# [BRIEF]
Within the records below, find each line that holds the string "March", then copy it.

# [MATERIAL SHOWN]
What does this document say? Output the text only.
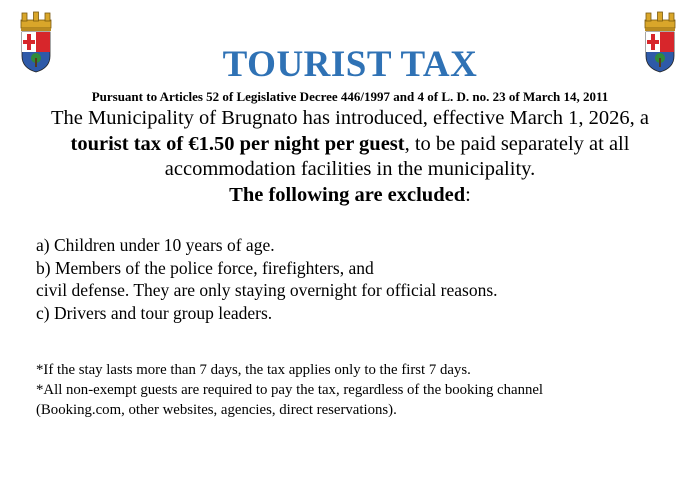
TOURIST TAX
Pursuant to Articles 52 of Legislative Decree 446/1997 and 4 of L. D. no. 23 of March 14, 2011
The Municipality of Brugnato has introduced, effective March 1, 2026, a tourist tax of €1.50 per night per guest, to be paid separately at all accommodation facilities in the municipality.
The following are excluded:
a) Children under 10 years of age.
b) Members of the police force, firefighters, and
civil defense. They are only staying overnight for official reasons.
c) Drivers and tour group leaders.
*If the stay lasts more than 7 days, the tax applies only to the first 7 days.
*All non-exempt guests are required to pay the tax, regardless of the booking channel
(Booking.com, other websites, agencies, direct reservations).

# [PROBLEM SOLUTION]
Pursuant to Articles 52 of Legislative Decree 446/1997 and 4 of L. D. no. 23 of March 14, 2011
The Municipality of Brugnato has introduced, effective March 1, 2026, a tourist tax of €1.50 per night per guest, to be paid separately at all accommodation facilities in the municipality.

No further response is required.